(Records from a collection of figures)
━━━━━━━━━━━━━━━━━━━━

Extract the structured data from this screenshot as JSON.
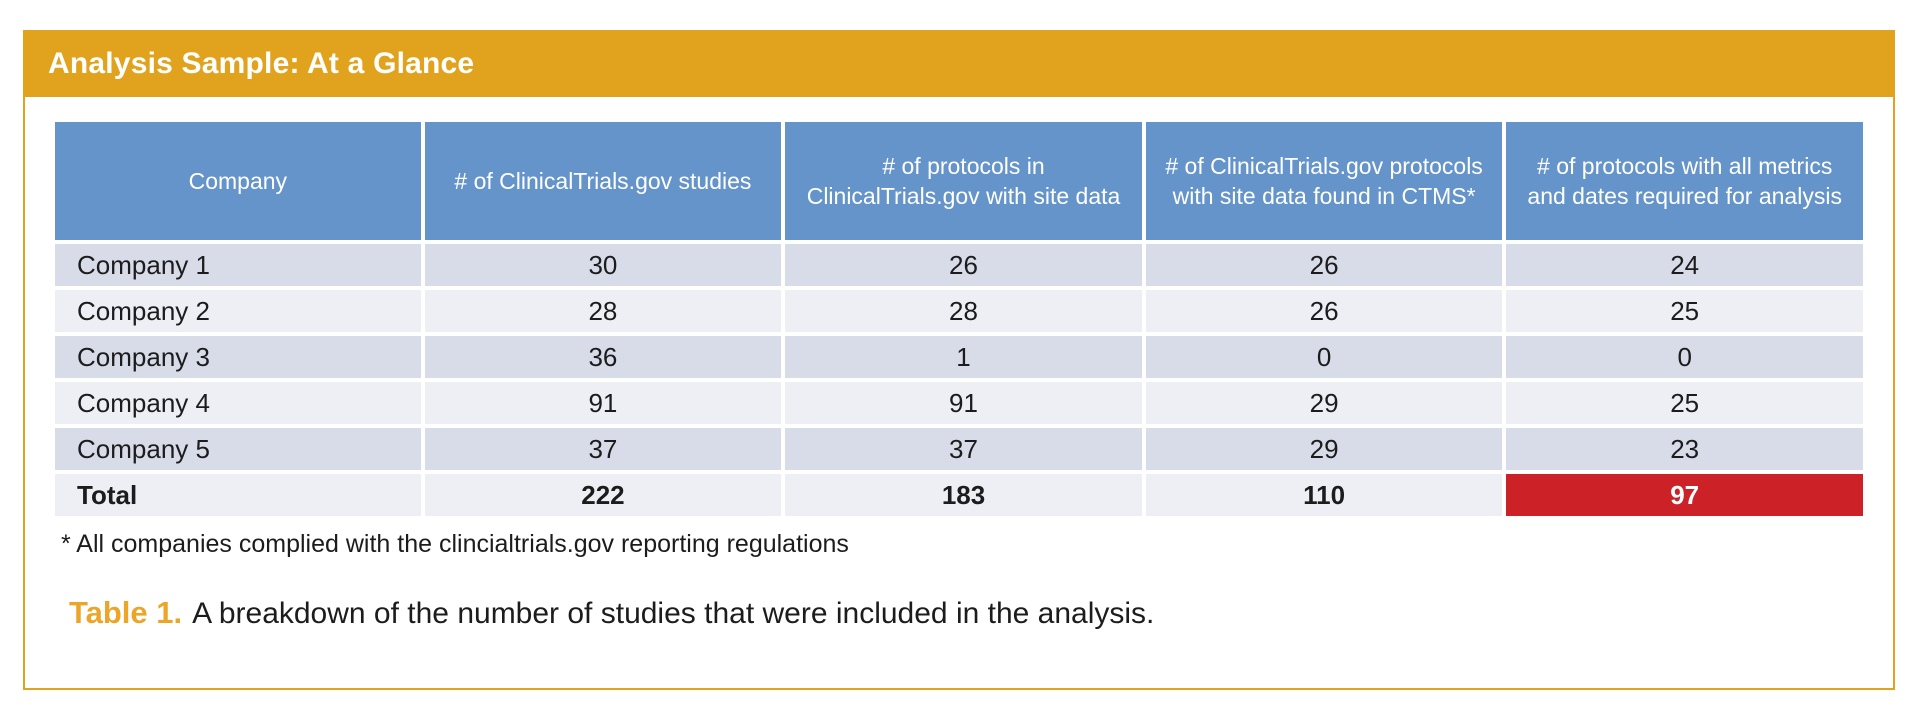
{
  "title_bar": {
    "title": "Analysis Sample: At a Glance"
  },
  "table": {
    "headers": [
      "Company",
      "# of ClinicalTrials.gov studies",
      "# of protocols in ClinicalTrials.gov with site data",
      "# of ClinicalTrials.gov protocols with site data found in CTMS*",
      "# of protocols with all metrics and dates required for analysis"
    ],
    "rows": [
      [
        "Company 1",
        "30",
        "26",
        "26",
        "24"
      ],
      [
        "Company 2",
        "28",
        "28",
        "26",
        "25"
      ],
      [
        "Company 3",
        "36",
        "1",
        "0",
        "0"
      ],
      [
        "Company 4",
        "91",
        "91",
        "29",
        "25"
      ],
      [
        "Company 5",
        "37",
        "37",
        "29",
        "23"
      ]
    ],
    "total": [
      "Total",
      "222",
      "183",
      "110",
      "97"
    ]
  },
  "footnote": "* All companies complied with the clincialtrials.gov reporting regulations",
  "caption": {
    "label": "Table 1.",
    "text": "A breakdown of the number of studies that were included in the analysis."
  },
  "colors": {
    "accent_orange": "#E1A31E",
    "caption_orange": "#EBA629",
    "header_blue": "#6494C9",
    "row_dark": "#D8DCE9",
    "row_light": "#EDEFF5",
    "highlight_red": "#CC2127"
  }
}
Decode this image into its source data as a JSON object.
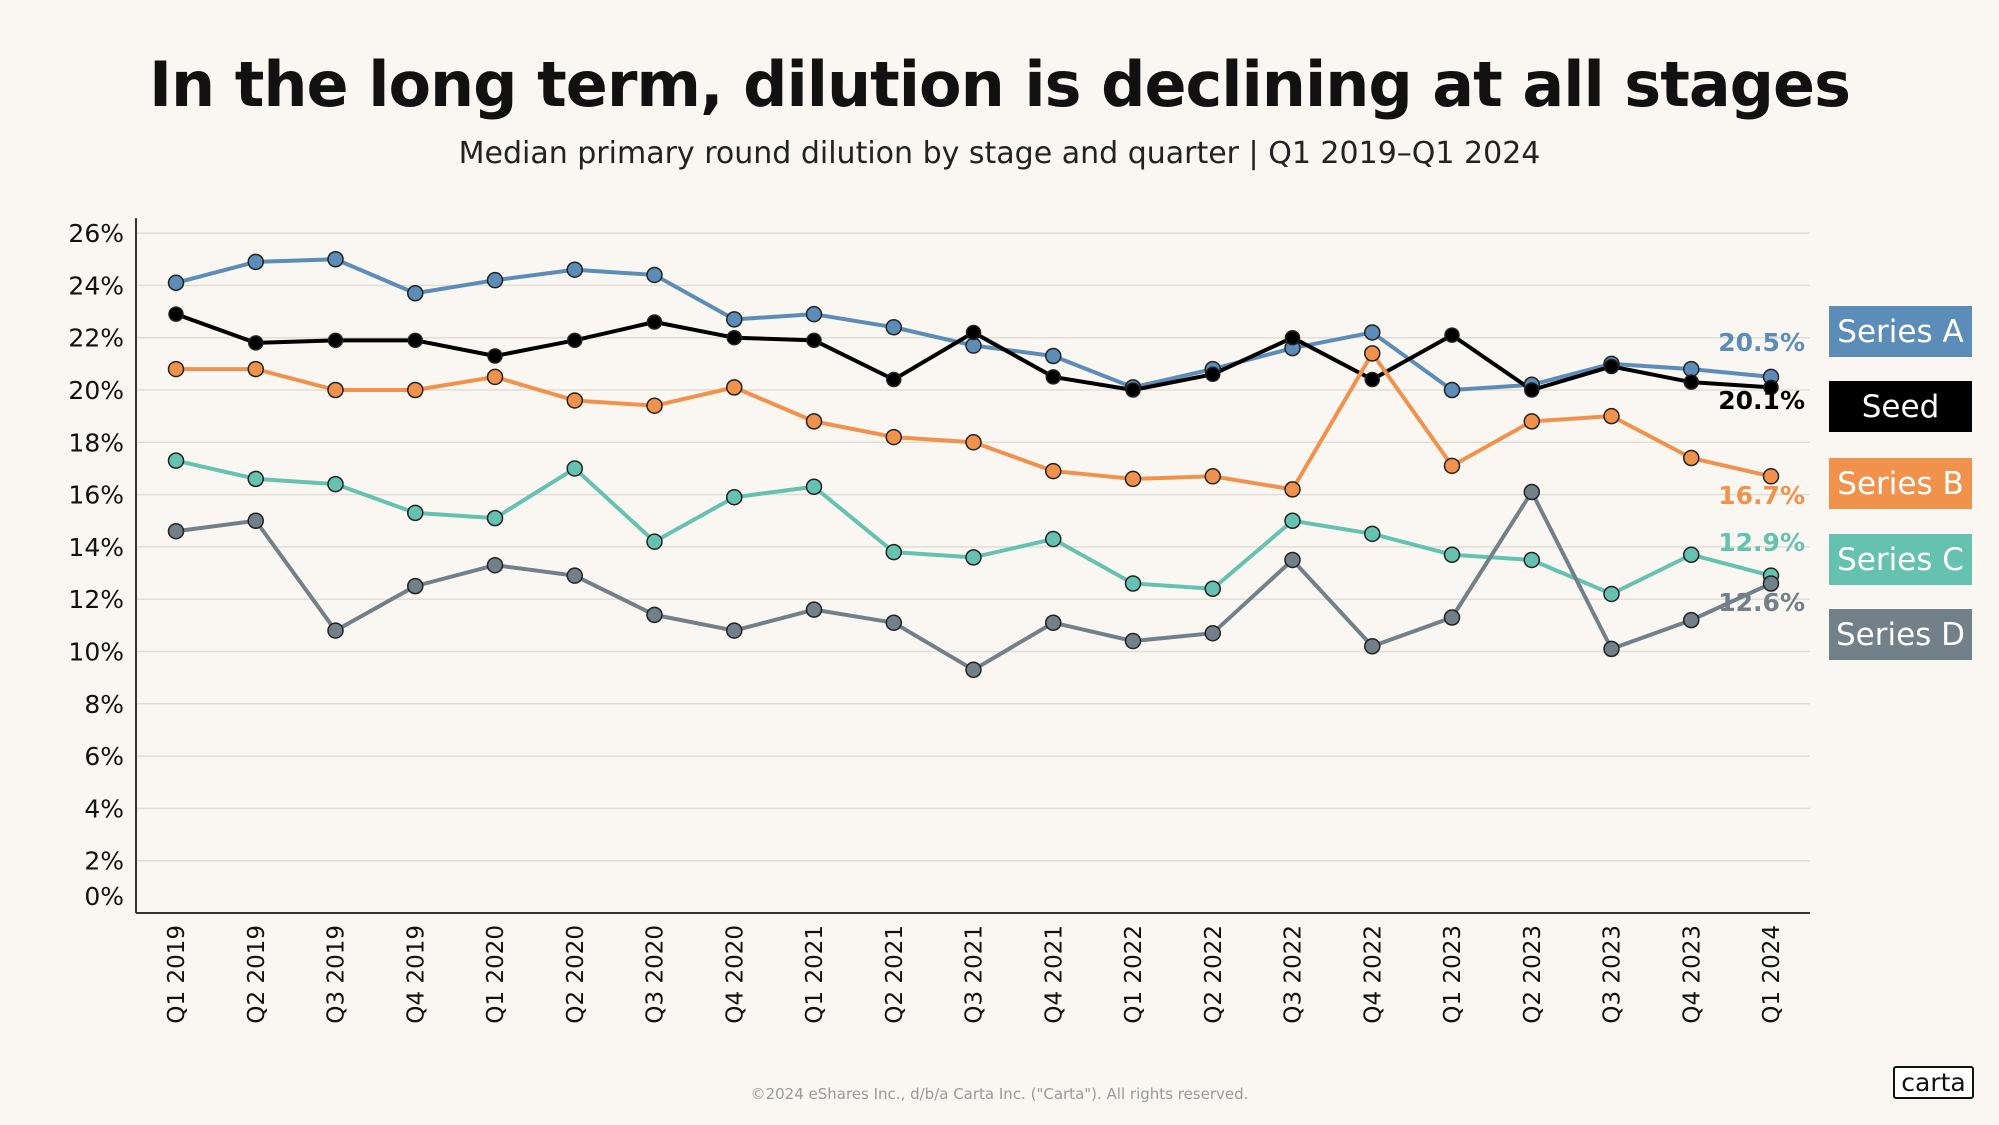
{
  "title": "In the long term, dilution is declining at all stages",
  "subtitle": "Median primary round dilution by stage and quarter | Q1 2019–Q1 2024",
  "footer": "©2024 eShares Inc., d/b/a Carta Inc. (\"Carta\"). All rights reserved.",
  "logo": "carta",
  "chart_data": {
    "type": "line",
    "title": "In the long term, dilution is declining at all stages",
    "subtitle": "Median primary round dilution by stage and quarter | Q1 2019–Q1 2024",
    "ylim": [
      0,
      26
    ],
    "yticks": [
      "0%",
      "2%",
      "4%",
      "6%",
      "8%",
      "10%",
      "12%",
      "14%",
      "16%",
      "18%",
      "20%",
      "22%",
      "24%",
      "26%"
    ],
    "grid": true,
    "legend": "right",
    "categories": [
      "Q1 2019",
      "Q2 2019",
      "Q3 2019",
      "Q4 2019",
      "Q1 2020",
      "Q2 2020",
      "Q3 2020",
      "Q4 2020",
      "Q1 2021",
      "Q2 2021",
      "Q3 2021",
      "Q4 2021",
      "Q1 2022",
      "Q2 2022",
      "Q3 2022",
      "Q4 2022",
      "Q1 2023",
      "Q2 2023",
      "Q3 2023",
      "Q4 2023",
      "Q1 2024"
    ],
    "series": [
      {
        "name": "Series A",
        "color": "#5b8db8",
        "end_label": "20.5%",
        "values": [
          24.1,
          24.9,
          25.0,
          23.7,
          24.2,
          24.6,
          24.4,
          22.7,
          22.9,
          22.4,
          21.7,
          21.3,
          20.1,
          20.8,
          21.6,
          22.2,
          20.0,
          20.2,
          21.0,
          20.8,
          20.5
        ]
      },
      {
        "name": "Seed",
        "color": "#000000",
        "end_label": "20.1%",
        "values": [
          22.9,
          21.8,
          21.9,
          21.9,
          21.3,
          21.9,
          22.6,
          22.0,
          21.9,
          20.4,
          22.2,
          20.5,
          20.0,
          20.6,
          22.0,
          20.4,
          22.1,
          20.0,
          20.9,
          20.3,
          20.1
        ]
      },
      {
        "name": "Series B",
        "color": "#f0924c",
        "end_label": "16.7%",
        "values": [
          20.8,
          20.8,
          20.0,
          20.0,
          20.5,
          19.6,
          19.4,
          20.1,
          18.8,
          18.2,
          18.0,
          16.9,
          16.6,
          16.7,
          16.2,
          21.4,
          17.1,
          18.8,
          19.0,
          17.4,
          16.7
        ]
      },
      {
        "name": "Series C",
        "color": "#66c2b0",
        "end_label": "12.9%",
        "values": [
          17.3,
          16.6,
          16.4,
          15.3,
          15.1,
          17.0,
          14.2,
          15.9,
          16.3,
          13.8,
          13.6,
          14.3,
          12.6,
          12.4,
          15.0,
          14.5,
          13.7,
          13.5,
          12.2,
          13.7,
          12.9
        ]
      },
      {
        "name": "Series D",
        "color": "#718089",
        "end_label": "12.6%",
        "values": [
          14.6,
          15.0,
          10.8,
          12.5,
          13.3,
          12.9,
          11.4,
          10.8,
          11.6,
          11.1,
          9.3,
          11.1,
          10.4,
          10.7,
          13.5,
          10.2,
          11.3,
          16.1,
          10.1,
          11.2,
          12.6
        ]
      }
    ]
  }
}
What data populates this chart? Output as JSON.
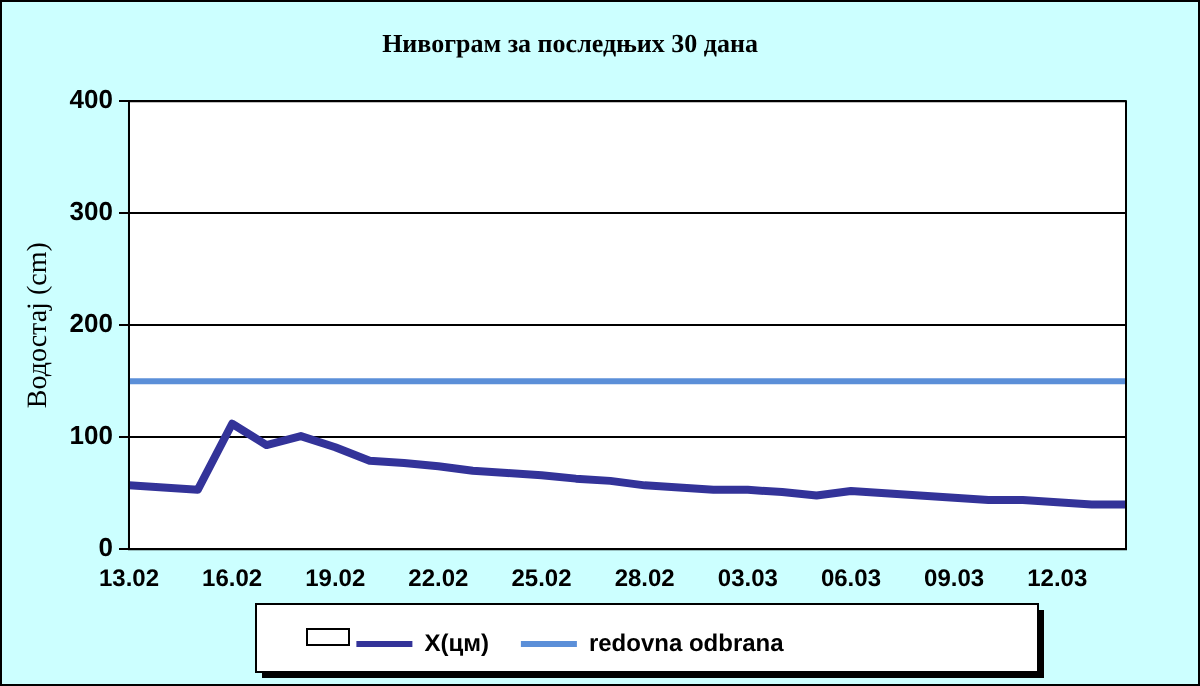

━━━━━━━━━━━━━━━━━━━━

GOAL. Pick out each line above that includes "long" and show it.

SOLUTION TO THE EXERCISE.
  "title": "In the long term, dilution is declining at all stages",
    "title": "In the long term, dilution is declining at all stages",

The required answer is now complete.